>> START Recorded data

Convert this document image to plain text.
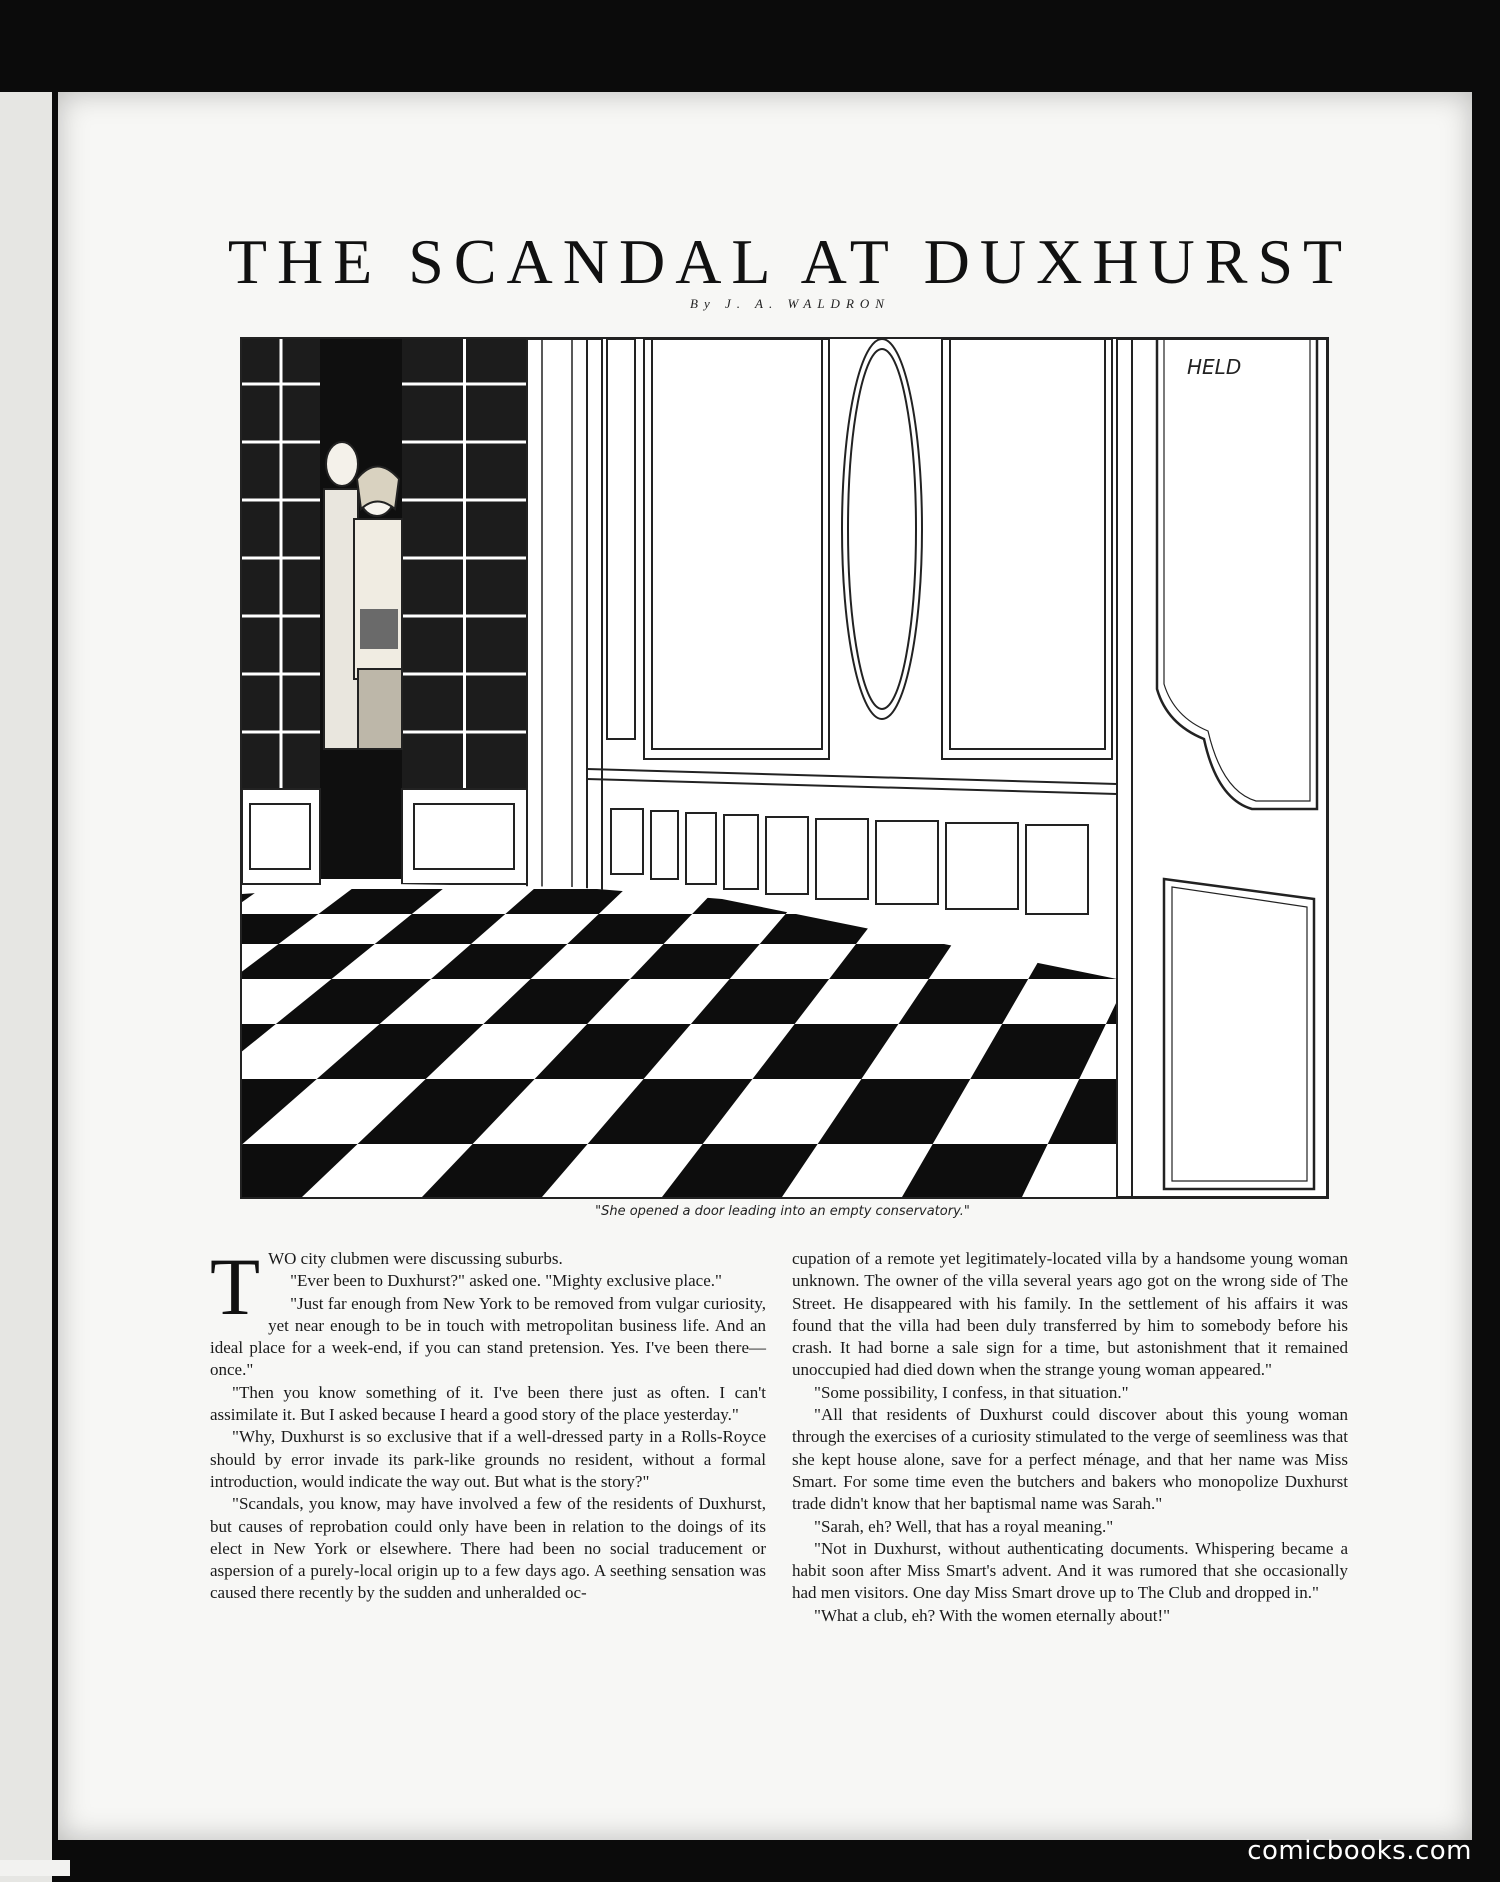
THE SCANDAL AT DUXHURST
By J. A. WALDRON
HELD
"She opened a door leading into an empty conservatory."

TWO city clubmen were discussing suburbs.

"Ever been to Duxhurst?" asked one. "Mighty exclusive place."

"Just far enough from New York to be removed from vulgar curiosity, yet near enough to be in touch with metropolitan business life. And an ideal place for a week-end, if you can stand pretension. Yes. I've been there—once."

"Then you know something of it. I've been there just as often. I can't assimilate it. But I asked because I heard a good story of the place yesterday."

"Why, Duxhurst is so exclusive that if a well-dressed party in a Rolls-Royce should by error invade its park-like grounds no resident, without a formal introduction, would indicate the way out. But what is the story?"

"Scandals, you know, may have involved a few of the residents of Duxhurst, but causes of reprobation could only have been in relation to the doings of its elect in New York or elsewhere. There had been no social traducement or aspersion of a purely-local origin up to a few days ago. A seething sensation was caused there recently by the sudden and unheralded oc-

cupation of a remote yet legitimately-located villa by a handsome young woman unknown. The owner of the villa several years ago got on the wrong side of The Street. He disappeared with his family. In the settlement of his affairs it was found that the villa had been duly transferred by him to somebody before his crash. It had borne a sale sign for a time, but astonishment that it remained unoccupied had died down when the strange young woman appeared."

"Some possibility, I confess, in that situation."

"All that residents of Duxhurst could discover about this young woman through the exercises of a curiosity stimulated to the verge of seemliness was that she kept house alone, save for a perfect ménage, and that her name was Miss Smart. For some time even the butchers and bakers who monopolize Duxhurst trade didn't know that her baptismal name was Sarah."

"Sarah, eh? Well, that has a royal meaning."

"Not in Duxhurst, without authenticating documents. Whispering became a habit soon after Miss Smart's advent. And it was rumored that she occasionally had men visitors. One day Miss Smart drove up to The Club and dropped in."

"What a club, eh? With the women eternally about!"

comicbooks.com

>> END Recorded data

* **Task prompt**
Set out every line from the material that contains the string "without".

* **Correct response**
"Why, Duxhurst is so exclusive that if a well-dressed party in a Rolls-Royce should by error invade its park-like grounds no resident, without a formal introduction, would indicate the way out. But what is the story?"
"Not in Duxhurst, without authenticating documents. Whispering became a habit soon after Miss Smart's advent. And it was rumored that she occasionally had men visitors. One day Miss Smart drove up to The Club and dropped in."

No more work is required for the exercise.